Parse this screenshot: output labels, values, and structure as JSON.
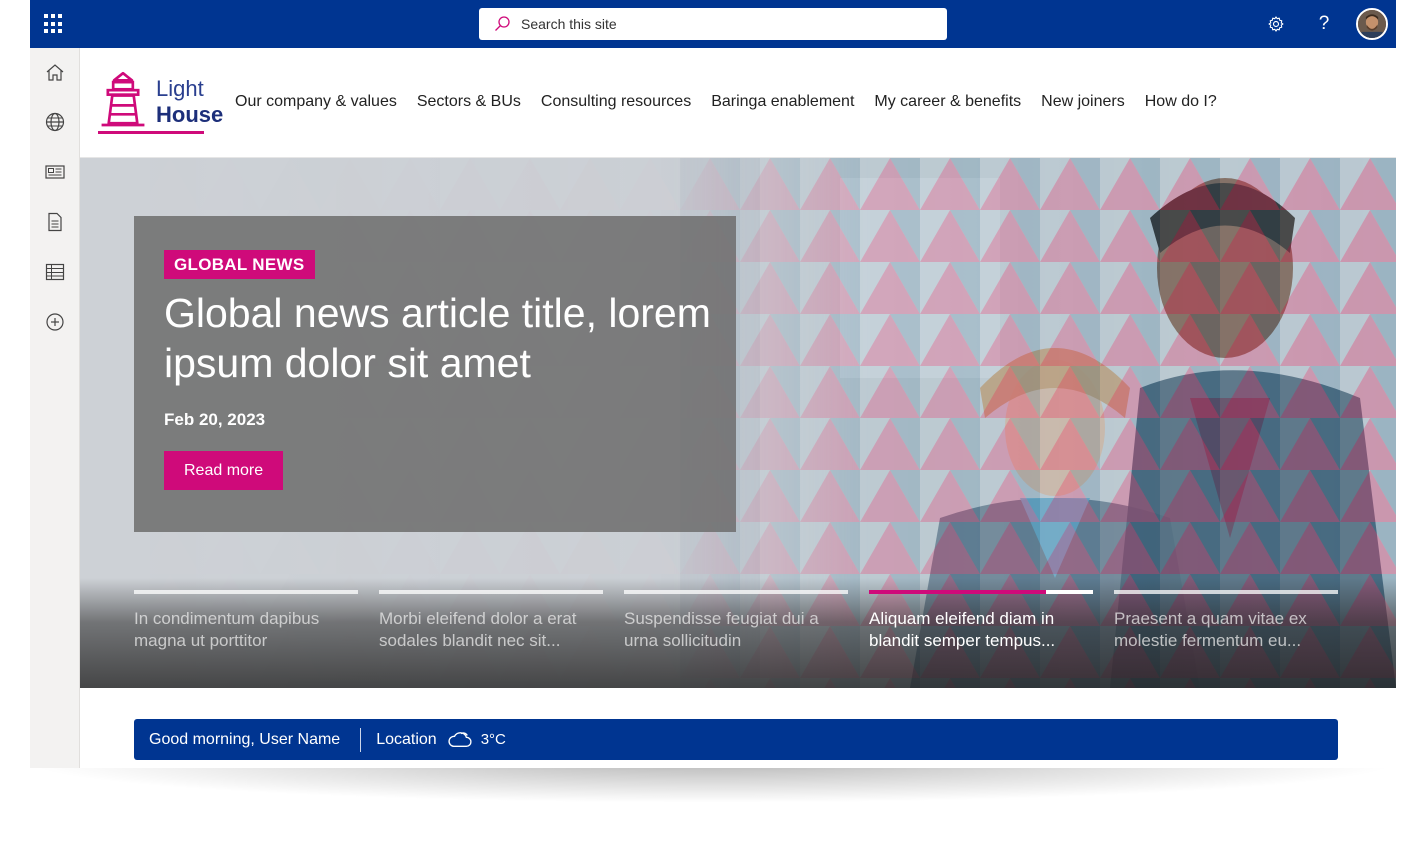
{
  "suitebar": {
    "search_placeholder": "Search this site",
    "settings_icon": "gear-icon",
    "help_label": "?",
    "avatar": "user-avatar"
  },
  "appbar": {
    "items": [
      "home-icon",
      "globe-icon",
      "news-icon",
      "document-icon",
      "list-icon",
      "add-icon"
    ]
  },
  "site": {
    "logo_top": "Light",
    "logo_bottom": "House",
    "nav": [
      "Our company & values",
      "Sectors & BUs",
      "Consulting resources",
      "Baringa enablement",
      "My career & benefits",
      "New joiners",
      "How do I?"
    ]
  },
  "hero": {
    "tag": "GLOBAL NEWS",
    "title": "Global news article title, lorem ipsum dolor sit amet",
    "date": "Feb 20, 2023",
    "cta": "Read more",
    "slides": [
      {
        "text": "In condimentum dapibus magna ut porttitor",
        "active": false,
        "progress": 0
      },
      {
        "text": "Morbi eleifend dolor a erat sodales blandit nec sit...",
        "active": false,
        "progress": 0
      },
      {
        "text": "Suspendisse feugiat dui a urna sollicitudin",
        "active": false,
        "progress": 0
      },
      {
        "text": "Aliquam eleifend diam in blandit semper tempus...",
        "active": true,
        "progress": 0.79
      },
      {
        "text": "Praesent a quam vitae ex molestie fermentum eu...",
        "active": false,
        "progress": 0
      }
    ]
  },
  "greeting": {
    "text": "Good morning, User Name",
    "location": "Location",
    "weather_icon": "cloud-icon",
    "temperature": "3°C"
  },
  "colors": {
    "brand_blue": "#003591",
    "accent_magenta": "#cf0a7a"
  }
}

### REQUIREMENTS
Check each line of the records for the word "text", and show the lines that contain it.

### THE COMPLETED TASK
        "text": "In condimentum dapibus magna ut porttitor",
        "text": "Morbi eleifend dolor a erat sodales blandit nec sit...",
        "text": "Suspendisse feugiat dui a urna sollicitudin",
        "text": "Aliquam eleifend diam in blandit semper tempus...",
        "text": "Praesent a quam vitae ex molestie fermentum eu...",
    "text": "Good morning, User Name",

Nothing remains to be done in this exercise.